**YOUR INSTRUCTIONS**
Each line in the entries below that contains the word "been" counts once. Report how many there are and nothing more.

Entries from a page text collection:
# # # # #
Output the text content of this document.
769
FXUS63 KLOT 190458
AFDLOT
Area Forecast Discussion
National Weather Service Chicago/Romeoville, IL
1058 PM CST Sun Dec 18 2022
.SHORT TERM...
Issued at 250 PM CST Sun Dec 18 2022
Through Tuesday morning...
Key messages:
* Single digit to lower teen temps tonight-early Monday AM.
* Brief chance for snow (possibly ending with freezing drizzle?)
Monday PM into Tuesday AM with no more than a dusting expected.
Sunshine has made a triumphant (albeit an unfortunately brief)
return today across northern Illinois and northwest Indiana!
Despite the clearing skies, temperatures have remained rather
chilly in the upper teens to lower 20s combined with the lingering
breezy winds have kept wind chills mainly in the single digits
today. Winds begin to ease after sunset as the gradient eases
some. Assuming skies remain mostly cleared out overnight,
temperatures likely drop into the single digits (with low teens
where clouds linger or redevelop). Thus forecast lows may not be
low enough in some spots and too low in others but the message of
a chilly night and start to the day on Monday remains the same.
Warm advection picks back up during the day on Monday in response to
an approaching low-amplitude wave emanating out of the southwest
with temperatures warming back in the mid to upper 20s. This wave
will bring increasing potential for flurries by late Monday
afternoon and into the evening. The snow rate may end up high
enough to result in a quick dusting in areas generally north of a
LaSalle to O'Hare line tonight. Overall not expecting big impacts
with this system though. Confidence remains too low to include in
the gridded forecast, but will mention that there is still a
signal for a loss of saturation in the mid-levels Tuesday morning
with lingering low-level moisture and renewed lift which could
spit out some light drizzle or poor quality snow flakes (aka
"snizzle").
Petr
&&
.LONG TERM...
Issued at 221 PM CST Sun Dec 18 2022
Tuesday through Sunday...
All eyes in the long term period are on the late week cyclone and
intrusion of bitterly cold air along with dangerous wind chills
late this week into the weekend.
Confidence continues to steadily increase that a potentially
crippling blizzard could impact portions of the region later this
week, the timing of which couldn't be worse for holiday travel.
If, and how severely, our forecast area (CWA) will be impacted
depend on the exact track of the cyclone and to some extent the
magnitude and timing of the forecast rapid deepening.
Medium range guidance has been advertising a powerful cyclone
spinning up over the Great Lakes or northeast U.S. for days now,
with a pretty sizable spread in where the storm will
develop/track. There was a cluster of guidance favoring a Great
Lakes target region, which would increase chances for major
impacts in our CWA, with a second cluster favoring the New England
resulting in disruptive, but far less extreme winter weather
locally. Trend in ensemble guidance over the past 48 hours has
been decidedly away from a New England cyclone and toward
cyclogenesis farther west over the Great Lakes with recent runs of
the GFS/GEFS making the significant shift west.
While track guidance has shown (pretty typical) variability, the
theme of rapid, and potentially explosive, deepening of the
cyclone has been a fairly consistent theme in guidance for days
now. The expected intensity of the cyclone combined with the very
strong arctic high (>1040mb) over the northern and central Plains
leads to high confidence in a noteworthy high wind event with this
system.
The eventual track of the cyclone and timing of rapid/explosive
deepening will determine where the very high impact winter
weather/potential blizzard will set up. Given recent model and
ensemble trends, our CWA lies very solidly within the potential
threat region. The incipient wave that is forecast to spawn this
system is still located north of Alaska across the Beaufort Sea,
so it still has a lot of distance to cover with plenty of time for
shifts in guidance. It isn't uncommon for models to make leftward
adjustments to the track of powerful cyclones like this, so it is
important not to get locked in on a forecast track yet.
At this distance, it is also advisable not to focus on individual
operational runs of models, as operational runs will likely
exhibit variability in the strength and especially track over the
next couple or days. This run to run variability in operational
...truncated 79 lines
# # # # #
**EXPECTED ANSWER**
3